_Raw data_
━━━━━━
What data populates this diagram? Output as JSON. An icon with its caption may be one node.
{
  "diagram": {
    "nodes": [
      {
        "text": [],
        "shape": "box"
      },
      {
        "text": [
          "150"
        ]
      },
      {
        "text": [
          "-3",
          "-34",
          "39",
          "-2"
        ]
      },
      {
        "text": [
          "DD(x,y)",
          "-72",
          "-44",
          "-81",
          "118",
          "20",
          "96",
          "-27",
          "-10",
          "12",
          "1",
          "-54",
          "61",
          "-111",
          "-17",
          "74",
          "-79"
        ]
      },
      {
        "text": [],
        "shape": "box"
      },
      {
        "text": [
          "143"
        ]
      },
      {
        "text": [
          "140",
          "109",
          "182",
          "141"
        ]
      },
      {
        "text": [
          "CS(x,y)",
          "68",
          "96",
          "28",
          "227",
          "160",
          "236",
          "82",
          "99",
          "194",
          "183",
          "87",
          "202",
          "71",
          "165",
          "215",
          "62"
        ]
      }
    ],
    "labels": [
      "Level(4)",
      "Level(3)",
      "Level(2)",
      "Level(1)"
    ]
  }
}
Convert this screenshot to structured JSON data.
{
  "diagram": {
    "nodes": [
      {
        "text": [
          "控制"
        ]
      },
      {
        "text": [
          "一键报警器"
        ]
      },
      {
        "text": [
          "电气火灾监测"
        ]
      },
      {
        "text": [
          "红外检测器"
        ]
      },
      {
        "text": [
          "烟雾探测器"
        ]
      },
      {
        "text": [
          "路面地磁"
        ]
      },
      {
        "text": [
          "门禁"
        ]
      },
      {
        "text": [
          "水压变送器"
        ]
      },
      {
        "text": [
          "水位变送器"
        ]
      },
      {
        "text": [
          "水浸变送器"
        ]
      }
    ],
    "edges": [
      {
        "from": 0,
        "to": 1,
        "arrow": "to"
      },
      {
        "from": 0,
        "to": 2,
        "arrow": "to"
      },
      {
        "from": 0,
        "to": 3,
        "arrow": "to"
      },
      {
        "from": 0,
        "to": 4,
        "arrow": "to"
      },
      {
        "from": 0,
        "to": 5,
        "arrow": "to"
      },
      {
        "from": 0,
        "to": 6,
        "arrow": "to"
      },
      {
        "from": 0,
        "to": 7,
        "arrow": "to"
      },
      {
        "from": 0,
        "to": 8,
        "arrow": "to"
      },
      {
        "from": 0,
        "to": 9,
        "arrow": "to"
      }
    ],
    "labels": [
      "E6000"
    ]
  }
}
━━━━━━
_Written exercise_
From the data above, copy each line where the string "JSON" appears.

_The reply_
What data populates this diagram? Output as JSON. An icon with its caption may be one node.
Convert this screenshot to structured JSON data.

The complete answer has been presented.